Task brief:
Identify all lines in the listing that include the word "Vehicle", and copy them out.

## start Dataset records

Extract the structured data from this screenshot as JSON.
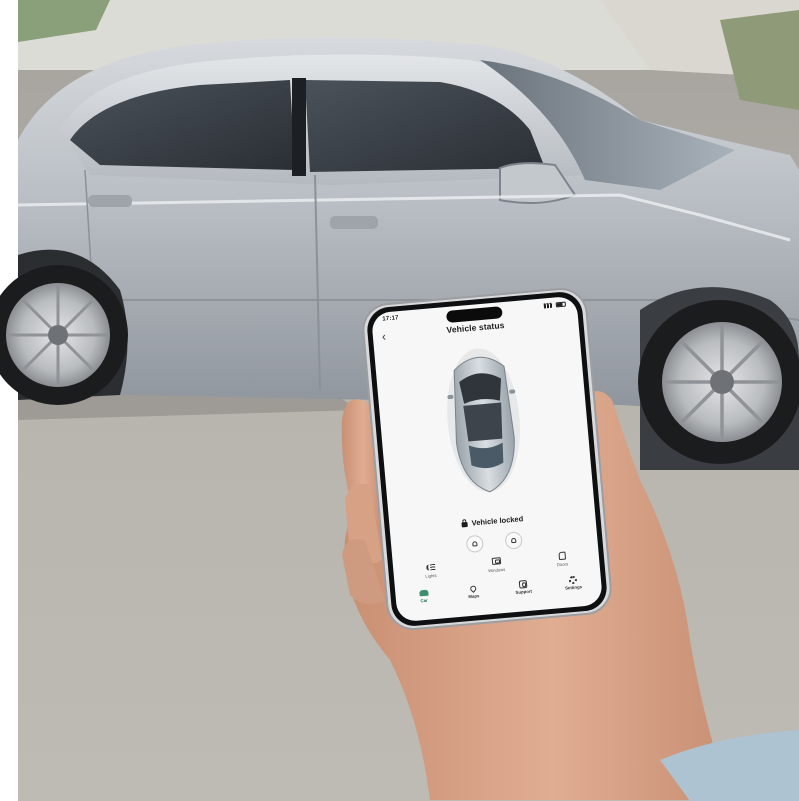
{
  "app": {
    "status_time": "17:17",
    "title": "Vehicle status",
    "lock_status": "Vehicle locked",
    "features": [
      {
        "label": "Lights",
        "icon": "headlight-icon"
      },
      {
        "label": "Windows",
        "icon": "window-icon"
      },
      {
        "label": "Doors",
        "icon": "door-icon"
      }
    ],
    "tabs": [
      {
        "label": "Car",
        "icon": "car-icon",
        "active": true
      },
      {
        "label": "Maps",
        "icon": "map-pin-icon"
      },
      {
        "label": "Support",
        "icon": "support-icon"
      },
      {
        "label": "Settings",
        "icon": "gear-icon"
      }
    ],
    "accent_color": "#3c8f6f"
  },
  "colors": {
    "car_silver": "#b9bec4",
    "pavement": "#b6b2ac",
    "skin": "#d9a488"
  }
}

## end Dataset records

Exercise output:
    "title": "Vehicle status",
    "lock_status": "Vehicle locked",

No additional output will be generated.